## Dataset records
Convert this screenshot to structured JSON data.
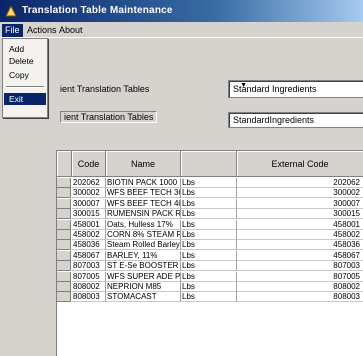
{
  "window": {
    "title": "Translation Table Maintenance"
  },
  "menubar": {
    "file": "File",
    "actions": "Actions",
    "about": "About"
  },
  "file_menu": {
    "add": "Add",
    "delete": "Delete",
    "copy": "Copy",
    "exit": "Exit"
  },
  "form": {
    "translation_tables_label": "ient Translation Tables",
    "dest_tables_label": "ient Translation Tables",
    "translation_tables_value": "Standard Ingredients",
    "dest_tables_value": "StandardIngredients"
  },
  "grid": {
    "headers": {
      "code": "Code",
      "name": "Name",
      "unit": "",
      "ext": "External Code"
    },
    "rows": [
      {
        "code": "202062",
        "name": "BIOTIN PACK 1000",
        "unit": "Lbs",
        "ext": "202062"
      },
      {
        "code": "300002",
        "name": "WFS BEEF TECH 36-",
        "unit": "Lbs",
        "ext": "300002"
      },
      {
        "code": "300007",
        "name": "WFS BEEF TECH 40-",
        "unit": "Lbs",
        "ext": "300007"
      },
      {
        "code": "300015",
        "name": "RUMENSIN PACK R-1",
        "unit": "Lbs",
        "ext": "300015"
      },
      {
        "code": "458001",
        "name": "Oats, Hulless 17%",
        "unit": "Lbs",
        "ext": "458001"
      },
      {
        "code": "458002",
        "name": "CORN 8% STEAM RO",
        "unit": "Lbs",
        "ext": "458002"
      },
      {
        "code": "458036",
        "name": "Steam Rolled Barley",
        "unit": "Lbs",
        "ext": "458036"
      },
      {
        "code": "458067",
        "name": "BARLEY, 11%",
        "unit": "Lbs",
        "ext": "458067"
      },
      {
        "code": "807003",
        "name": "ST E-Se BOOSTER",
        "unit": "Lbs",
        "ext": "807003"
      },
      {
        "code": "807005",
        "name": "WFS SUPER ADE PM",
        "unit": "Lbs",
        "ext": "807005"
      },
      {
        "code": "808002",
        "name": "NEPRION M85",
        "unit": "Lbs",
        "ext": "808002"
      },
      {
        "code": "808003",
        "name": "STOMACAST",
        "unit": "Lbs",
        "ext": "808003"
      }
    ]
  }
}
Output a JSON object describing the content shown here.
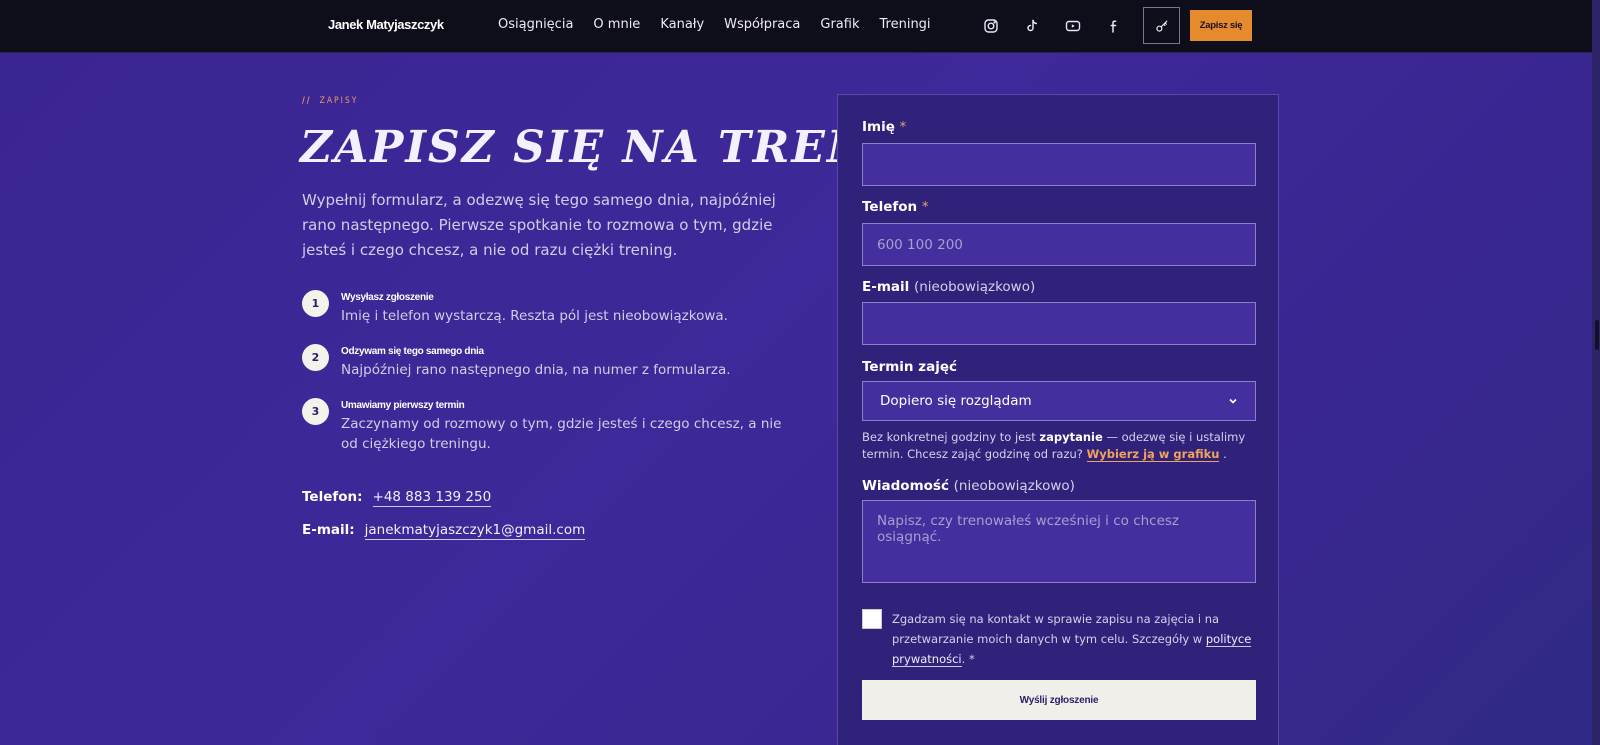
{
  "header": {
    "brand": "Janek Matyjaszczyk",
    "nav": [
      "Osiągnięcia",
      "O mnie",
      "Kanały",
      "Współpraca",
      "Grafik",
      "Treningi"
    ],
    "social_icons": [
      "instagram-icon",
      "tiktok-icon",
      "youtube-icon",
      "facebook-icon"
    ],
    "key_icon": "key-icon",
    "signup_label": "Zapisz się",
    "accent_color": "#e68a2e"
  },
  "hero": {
    "eyebrow_slashes": "//",
    "eyebrow": "ZAPISY",
    "title": "ZAPISZ SIĘ NA TRENING",
    "lead": "Wypełnij formularz, a odezwę się tego samego dnia, najpóźniej rano następnego. Pierwsze spotkanie to rozmowa o tym, gdzie jesteś i czego chcesz, a nie od razu ciężki trening."
  },
  "steps": [
    {
      "num": "1",
      "title": "Wysyłasz zgłoszenie",
      "desc": "Imię i telefon wystarczą. Reszta pól jest nieobowiązkowa."
    },
    {
      "num": "2",
      "title": "Odzywam się tego samego dnia",
      "desc": "Najpóźniej rano następnego dnia, na numer z formularza."
    },
    {
      "num": "3",
      "title": "Umawiamy pierwszy termin",
      "desc": "Zaczynamy od rozmowy o tym, gdzie jesteś i czego chcesz, a nie od ciężkiego treningu."
    }
  ],
  "contact": {
    "phone_label": "Telefon:",
    "phone": "+48 883 139 250",
    "email_label": "E-mail:",
    "email": "janekmatyjaszczyk1@gmail.com"
  },
  "form": {
    "name_label": "Imię",
    "name_req": "*",
    "name_value": "",
    "phone_label": "Telefon",
    "phone_req": "*",
    "phone_placeholder": "600 100 200",
    "email_label": "E-mail",
    "email_opt": "(nieobowiązkowo)",
    "email_value": "",
    "term_label": "Termin zajęć",
    "term_selected": "Dopiero się rozglądam",
    "helper_pre": "Bez konkretnej godziny to jest ",
    "helper_strong": "zapytanie",
    "helper_mid": " — odezwę się i ustalimy termin. Chcesz zająć godzinę od razu? ",
    "helper_link": "Wybierz ją w grafiku",
    "helper_post": " .",
    "message_label": "Wiadomość",
    "message_opt": "(nieobowiązkowo)",
    "message_placeholder": "Napisz, czy trenowałeś wcześniej i co chcesz osiągnąć.",
    "consent_pre": "Zgadzam się na kontakt w sprawie zapisu na zajęcia i na przetwarzanie moich danych w tym celu. Szczegóły w ",
    "consent_link": "polityce prywatności",
    "consent_post": ". *",
    "submit_label": "Wyślij zgłoszenie"
  }
}
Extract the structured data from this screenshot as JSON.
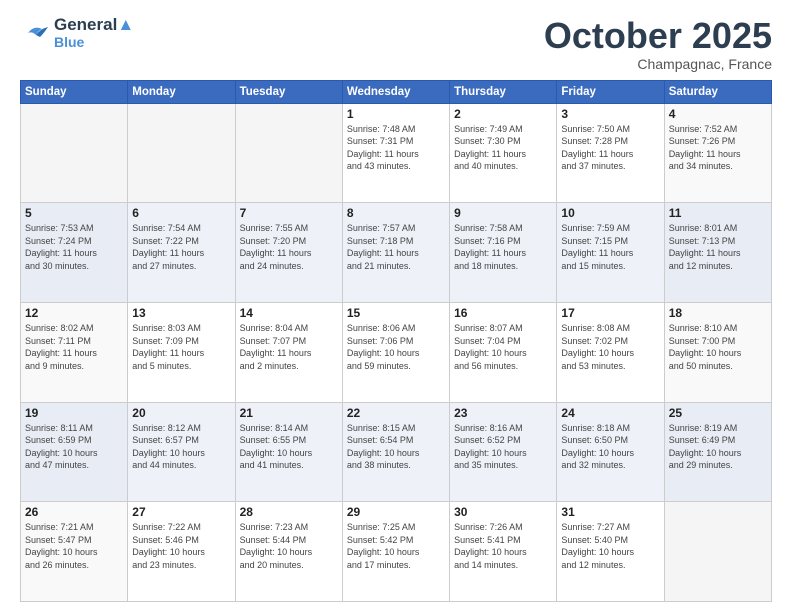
{
  "header": {
    "logo_line1": "General",
    "logo_line2": "Blue",
    "month": "October 2025",
    "location": "Champagnac, France"
  },
  "weekdays": [
    "Sunday",
    "Monday",
    "Tuesday",
    "Wednesday",
    "Thursday",
    "Friday",
    "Saturday"
  ],
  "weeks": [
    [
      {
        "day": "",
        "info": ""
      },
      {
        "day": "",
        "info": ""
      },
      {
        "day": "",
        "info": ""
      },
      {
        "day": "1",
        "info": "Sunrise: 7:48 AM\nSunset: 7:31 PM\nDaylight: 11 hours\nand 43 minutes."
      },
      {
        "day": "2",
        "info": "Sunrise: 7:49 AM\nSunset: 7:30 PM\nDaylight: 11 hours\nand 40 minutes."
      },
      {
        "day": "3",
        "info": "Sunrise: 7:50 AM\nSunset: 7:28 PM\nDaylight: 11 hours\nand 37 minutes."
      },
      {
        "day": "4",
        "info": "Sunrise: 7:52 AM\nSunset: 7:26 PM\nDaylight: 11 hours\nand 34 minutes."
      }
    ],
    [
      {
        "day": "5",
        "info": "Sunrise: 7:53 AM\nSunset: 7:24 PM\nDaylight: 11 hours\nand 30 minutes."
      },
      {
        "day": "6",
        "info": "Sunrise: 7:54 AM\nSunset: 7:22 PM\nDaylight: 11 hours\nand 27 minutes."
      },
      {
        "day": "7",
        "info": "Sunrise: 7:55 AM\nSunset: 7:20 PM\nDaylight: 11 hours\nand 24 minutes."
      },
      {
        "day": "8",
        "info": "Sunrise: 7:57 AM\nSunset: 7:18 PM\nDaylight: 11 hours\nand 21 minutes."
      },
      {
        "day": "9",
        "info": "Sunrise: 7:58 AM\nSunset: 7:16 PM\nDaylight: 11 hours\nand 18 minutes."
      },
      {
        "day": "10",
        "info": "Sunrise: 7:59 AM\nSunset: 7:15 PM\nDaylight: 11 hours\nand 15 minutes."
      },
      {
        "day": "11",
        "info": "Sunrise: 8:01 AM\nSunset: 7:13 PM\nDaylight: 11 hours\nand 12 minutes."
      }
    ],
    [
      {
        "day": "12",
        "info": "Sunrise: 8:02 AM\nSunset: 7:11 PM\nDaylight: 11 hours\nand 9 minutes."
      },
      {
        "day": "13",
        "info": "Sunrise: 8:03 AM\nSunset: 7:09 PM\nDaylight: 11 hours\nand 5 minutes."
      },
      {
        "day": "14",
        "info": "Sunrise: 8:04 AM\nSunset: 7:07 PM\nDaylight: 11 hours\nand 2 minutes."
      },
      {
        "day": "15",
        "info": "Sunrise: 8:06 AM\nSunset: 7:06 PM\nDaylight: 10 hours\nand 59 minutes."
      },
      {
        "day": "16",
        "info": "Sunrise: 8:07 AM\nSunset: 7:04 PM\nDaylight: 10 hours\nand 56 minutes."
      },
      {
        "day": "17",
        "info": "Sunrise: 8:08 AM\nSunset: 7:02 PM\nDaylight: 10 hours\nand 53 minutes."
      },
      {
        "day": "18",
        "info": "Sunrise: 8:10 AM\nSunset: 7:00 PM\nDaylight: 10 hours\nand 50 minutes."
      }
    ],
    [
      {
        "day": "19",
        "info": "Sunrise: 8:11 AM\nSunset: 6:59 PM\nDaylight: 10 hours\nand 47 minutes."
      },
      {
        "day": "20",
        "info": "Sunrise: 8:12 AM\nSunset: 6:57 PM\nDaylight: 10 hours\nand 44 minutes."
      },
      {
        "day": "21",
        "info": "Sunrise: 8:14 AM\nSunset: 6:55 PM\nDaylight: 10 hours\nand 41 minutes."
      },
      {
        "day": "22",
        "info": "Sunrise: 8:15 AM\nSunset: 6:54 PM\nDaylight: 10 hours\nand 38 minutes."
      },
      {
        "day": "23",
        "info": "Sunrise: 8:16 AM\nSunset: 6:52 PM\nDaylight: 10 hours\nand 35 minutes."
      },
      {
        "day": "24",
        "info": "Sunrise: 8:18 AM\nSunset: 6:50 PM\nDaylight: 10 hours\nand 32 minutes."
      },
      {
        "day": "25",
        "info": "Sunrise: 8:19 AM\nSunset: 6:49 PM\nDaylight: 10 hours\nand 29 minutes."
      }
    ],
    [
      {
        "day": "26",
        "info": "Sunrise: 7:21 AM\nSunset: 5:47 PM\nDaylight: 10 hours\nand 26 minutes."
      },
      {
        "day": "27",
        "info": "Sunrise: 7:22 AM\nSunset: 5:46 PM\nDaylight: 10 hours\nand 23 minutes."
      },
      {
        "day": "28",
        "info": "Sunrise: 7:23 AM\nSunset: 5:44 PM\nDaylight: 10 hours\nand 20 minutes."
      },
      {
        "day": "29",
        "info": "Sunrise: 7:25 AM\nSunset: 5:42 PM\nDaylight: 10 hours\nand 17 minutes."
      },
      {
        "day": "30",
        "info": "Sunrise: 7:26 AM\nSunset: 5:41 PM\nDaylight: 10 hours\nand 14 minutes."
      },
      {
        "day": "31",
        "info": "Sunrise: 7:27 AM\nSunset: 5:40 PM\nDaylight: 10 hours\nand 12 minutes."
      },
      {
        "day": "",
        "info": ""
      }
    ]
  ]
}
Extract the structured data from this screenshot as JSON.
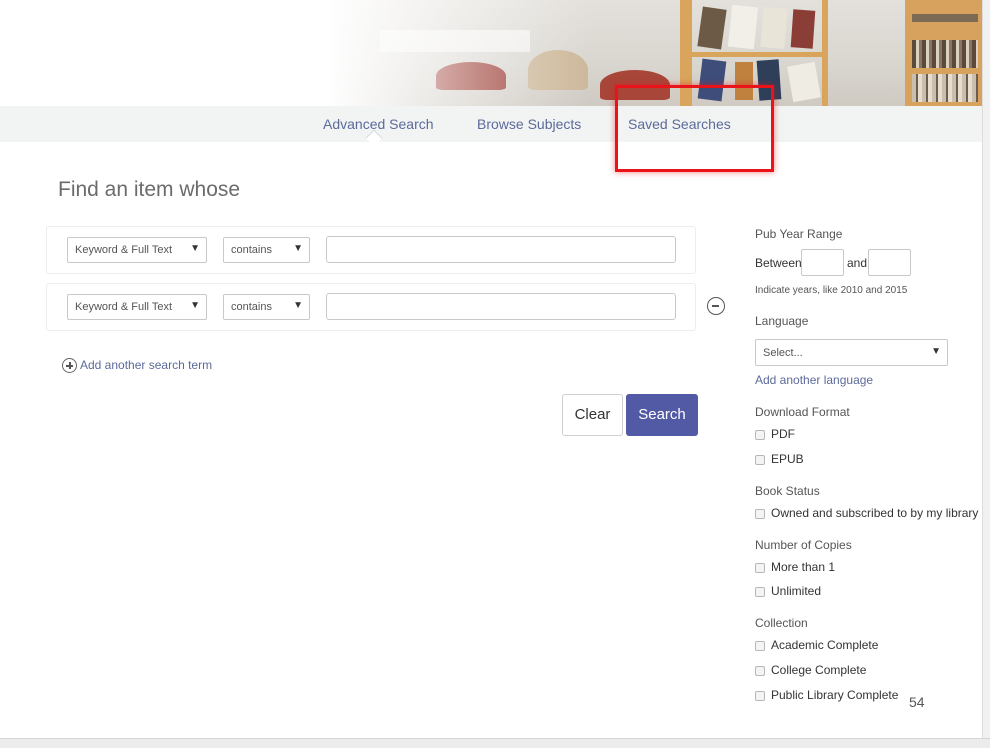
{
  "nav": {
    "advanced_search": "Advanced Search",
    "browse_subjects": "Browse Subjects",
    "saved_searches": "Saved Searches"
  },
  "heading": "Find an item whose",
  "search_rows": [
    {
      "field": "Keyword & Full Text",
      "operator": "contains",
      "value": ""
    },
    {
      "field": "Keyword & Full Text",
      "operator": "contains",
      "value": ""
    }
  ],
  "add_term_label": "Add another search term",
  "buttons": {
    "clear": "Clear",
    "search": "Search"
  },
  "filters": {
    "pub_year": {
      "title": "Pub Year Range",
      "between": "Between",
      "and": "and",
      "from": "",
      "to": "",
      "hint": "Indicate years, like 2010 and 2015"
    },
    "language": {
      "title": "Language",
      "selected": "Select...",
      "add_link": "Add another language"
    },
    "download_format": {
      "title": "Download Format",
      "options": [
        {
          "label": "PDF",
          "checked": false
        },
        {
          "label": "EPUB",
          "checked": false
        }
      ]
    },
    "book_status": {
      "title": "Book Status",
      "options": [
        {
          "label": "Owned and subscribed to by my library",
          "checked": false
        }
      ]
    },
    "copies": {
      "title": "Number of Copies",
      "options": [
        {
          "label": "More than 1",
          "checked": false
        },
        {
          "label": "Unlimited",
          "checked": false
        }
      ]
    },
    "collection": {
      "title": "Collection",
      "options": [
        {
          "label": "Academic Complete",
          "checked": false
        },
        {
          "label": "College Complete",
          "checked": false
        },
        {
          "label": "Public Library Complete",
          "checked": false
        }
      ]
    }
  },
  "page_number": "54",
  "colors": {
    "accent": "#535aa5",
    "link": "#5c6a9a",
    "highlight": "#e8141a"
  }
}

## What to produce
From the data, collect all lines where the string "jesteś" appears.

## The completed task
    "lead": "Wypełnij formularz, a odezwę się tego samego dnia, najpóźniej rano następnego. Pierwsze spotkanie to rozmowa o tym, gdzie jesteś i czego chcesz, a nie od razu ciężki trening."
      "desc": "Zaczynamy od rozmowy o tym, gdzie jesteś i czego chcesz, a nie od ciężkiego treningu."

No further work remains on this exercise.